SOURCE –
+ + +
Many professional cyclists ended their season with the World Championships and have returned home for a well deserved break. BMC’s Chris Butler still has a couple more European races before he can pack his bags for Greenville, South Carolina.
Butler started his European campaign back in April at the Giro del Trentino. He returned home after Trentino for a short break before the Amgen Tour of California – his first major professional stage race for BMC. From here on the 21-year old has raced in a selection of stage races and one-day classics. As the season started to draw to an end he was again selected for the American national squad for the Tour de l’Avenir. Only riders 23-years or younger can participate in what is widely considered the “Tour de France” for riders in that age bracket. The American squad got off to a strong start with Taylor Phinney winning the opening prologue. However it was teammate Andrew Talansky who was battling for the top step on the final podium. At his side helping him in the mountains was Butler. Ultimately Talansky finished second overall and Butler an admirable 18th. Phinney, who will be Butler’s teammate next year on BMC, crashed hard in stage 2 but gutted it out for the rest of remaining stages to finish.
+ + +
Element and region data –
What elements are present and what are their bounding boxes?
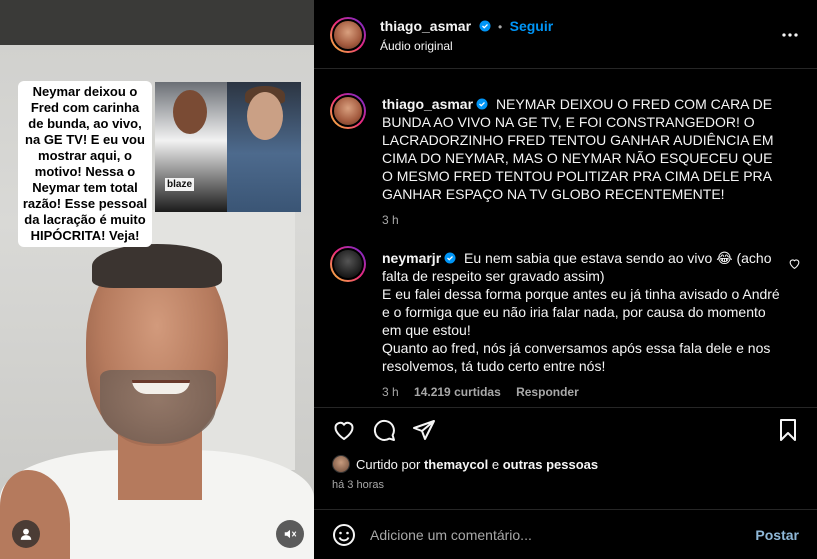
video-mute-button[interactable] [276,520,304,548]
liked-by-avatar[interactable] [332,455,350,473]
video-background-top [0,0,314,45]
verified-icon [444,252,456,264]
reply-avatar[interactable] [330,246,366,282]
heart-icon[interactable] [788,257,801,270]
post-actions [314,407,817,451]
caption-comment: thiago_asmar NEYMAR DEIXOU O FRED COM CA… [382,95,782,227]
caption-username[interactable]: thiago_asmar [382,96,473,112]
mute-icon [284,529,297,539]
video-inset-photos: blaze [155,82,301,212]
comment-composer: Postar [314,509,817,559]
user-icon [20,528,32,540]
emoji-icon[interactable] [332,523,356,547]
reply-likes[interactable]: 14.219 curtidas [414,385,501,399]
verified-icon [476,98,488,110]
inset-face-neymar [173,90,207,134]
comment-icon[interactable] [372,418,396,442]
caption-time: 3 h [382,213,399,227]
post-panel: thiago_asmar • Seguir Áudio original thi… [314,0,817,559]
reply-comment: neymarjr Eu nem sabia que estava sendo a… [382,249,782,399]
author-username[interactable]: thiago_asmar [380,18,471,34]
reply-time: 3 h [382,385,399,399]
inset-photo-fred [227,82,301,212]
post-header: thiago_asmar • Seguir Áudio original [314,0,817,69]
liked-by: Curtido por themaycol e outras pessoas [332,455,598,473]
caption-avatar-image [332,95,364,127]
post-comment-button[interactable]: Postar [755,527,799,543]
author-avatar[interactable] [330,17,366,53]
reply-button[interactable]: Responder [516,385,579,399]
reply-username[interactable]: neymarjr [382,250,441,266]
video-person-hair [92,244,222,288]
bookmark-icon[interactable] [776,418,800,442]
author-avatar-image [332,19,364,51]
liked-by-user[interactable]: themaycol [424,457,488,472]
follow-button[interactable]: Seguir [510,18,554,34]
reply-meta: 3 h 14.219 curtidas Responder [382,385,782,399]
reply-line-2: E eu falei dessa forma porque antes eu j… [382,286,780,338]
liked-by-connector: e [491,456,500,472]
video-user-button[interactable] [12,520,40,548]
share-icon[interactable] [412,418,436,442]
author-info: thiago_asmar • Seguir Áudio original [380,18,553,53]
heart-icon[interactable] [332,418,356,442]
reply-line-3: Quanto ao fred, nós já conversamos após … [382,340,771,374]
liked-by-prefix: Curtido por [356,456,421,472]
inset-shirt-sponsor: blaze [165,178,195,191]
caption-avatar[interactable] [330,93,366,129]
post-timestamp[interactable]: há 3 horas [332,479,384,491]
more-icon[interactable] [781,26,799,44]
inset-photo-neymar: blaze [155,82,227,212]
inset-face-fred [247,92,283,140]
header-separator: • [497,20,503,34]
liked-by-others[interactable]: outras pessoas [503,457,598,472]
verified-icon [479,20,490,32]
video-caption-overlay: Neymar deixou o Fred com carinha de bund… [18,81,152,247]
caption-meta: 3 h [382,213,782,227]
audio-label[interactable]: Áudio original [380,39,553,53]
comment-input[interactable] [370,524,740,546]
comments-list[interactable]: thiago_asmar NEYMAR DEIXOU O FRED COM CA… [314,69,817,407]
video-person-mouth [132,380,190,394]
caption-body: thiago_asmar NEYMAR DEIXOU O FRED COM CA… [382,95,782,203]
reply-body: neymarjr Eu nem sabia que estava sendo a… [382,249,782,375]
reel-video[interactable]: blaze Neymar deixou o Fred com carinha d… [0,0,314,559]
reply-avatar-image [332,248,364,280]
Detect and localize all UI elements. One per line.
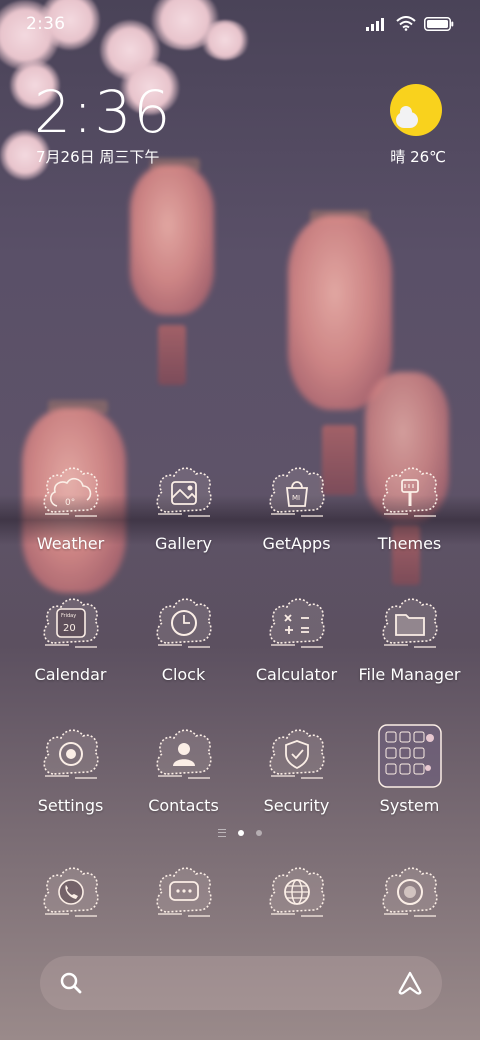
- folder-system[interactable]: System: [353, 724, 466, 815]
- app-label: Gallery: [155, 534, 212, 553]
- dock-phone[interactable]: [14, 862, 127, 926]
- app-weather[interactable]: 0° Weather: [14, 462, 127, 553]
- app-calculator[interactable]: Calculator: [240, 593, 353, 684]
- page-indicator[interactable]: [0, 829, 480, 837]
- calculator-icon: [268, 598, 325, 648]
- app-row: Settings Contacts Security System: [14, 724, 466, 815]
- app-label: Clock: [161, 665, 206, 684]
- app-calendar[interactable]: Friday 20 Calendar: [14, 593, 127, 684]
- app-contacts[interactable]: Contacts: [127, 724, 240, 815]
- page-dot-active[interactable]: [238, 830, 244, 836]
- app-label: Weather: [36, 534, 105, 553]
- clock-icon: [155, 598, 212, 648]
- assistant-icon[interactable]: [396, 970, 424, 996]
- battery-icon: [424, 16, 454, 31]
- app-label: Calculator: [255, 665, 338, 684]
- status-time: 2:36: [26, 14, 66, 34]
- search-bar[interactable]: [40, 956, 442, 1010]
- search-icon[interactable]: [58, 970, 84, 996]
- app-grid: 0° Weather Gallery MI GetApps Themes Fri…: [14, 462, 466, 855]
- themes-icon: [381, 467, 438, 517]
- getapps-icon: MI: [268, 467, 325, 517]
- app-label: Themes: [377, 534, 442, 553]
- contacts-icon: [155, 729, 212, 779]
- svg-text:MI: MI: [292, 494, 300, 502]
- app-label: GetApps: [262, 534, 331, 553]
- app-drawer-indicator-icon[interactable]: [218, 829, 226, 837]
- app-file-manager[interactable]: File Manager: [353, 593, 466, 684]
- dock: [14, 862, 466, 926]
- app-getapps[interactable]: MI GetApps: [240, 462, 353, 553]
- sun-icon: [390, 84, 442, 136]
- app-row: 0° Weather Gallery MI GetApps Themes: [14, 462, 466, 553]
+ + +
DIRECTIVE 1 – According to the article about cyclist Chris Butler, why is he not yet able to pack his bags for Greenville, South Carolina? Answer in one to three sentences.
DIRECTIVE 2 – Reproduce the passage from the article about Chris Butler that begins at the words "Many professional cyclists" and stops after "Greenville, South Carolina.".
DIRECTIVE 3 – Supply the next part of the article about Chris Butler's season, picking up after its final sentence.

WRITTEN REPLY 1 – He cannot pack for Greenville yet because he still has a couple more European races to ride.

WRITTEN REPLY 2 –
Many professional cyclists ended their season with the World Championships and have returned home for a well deserved break. BMC’s Chris Butler still has a couple more European races before he can pack his bags for Greenville, South Carolina.

WRITTEN REPLY 3 –
After France, Butler was back in his hometown of Greenville and riding support for his teammate and defending champion George Hincapie in the US Pro road race championships. From there it was the trip to U-23 Worlds in Australia. Butler was part of the squad that brought home the bronze medal in the road race. After Geelong it was back to his home base of Italy for his last three races of the season: Paris-Tours, Giro del Piemonte and Lombardy.
Paris-Tours is considered a Classic for the sprinters – not exactly the terrain the slightly built Butler excels in. However, Butler finished putting another notch in his classics belt.
Finally there were only two races separating him from returning home to Greenville.
“Today (Piemonte) was pretty tough. For the past two months I have done some of the top U23 races and U.S. nationals – but these races are definitely a step above. So it has been abrupt transition back to the big races.”
With just the Tour of Lombardy this Saturday, Butler knows that at a distance of 260 kilometers it is going to be a long day in the saddle.
“Lombardy is going to be an incredibly tough race. I want to help the team as much as I can, which will probably consist of pitching in the first part of the race until the leaders blow it apart.”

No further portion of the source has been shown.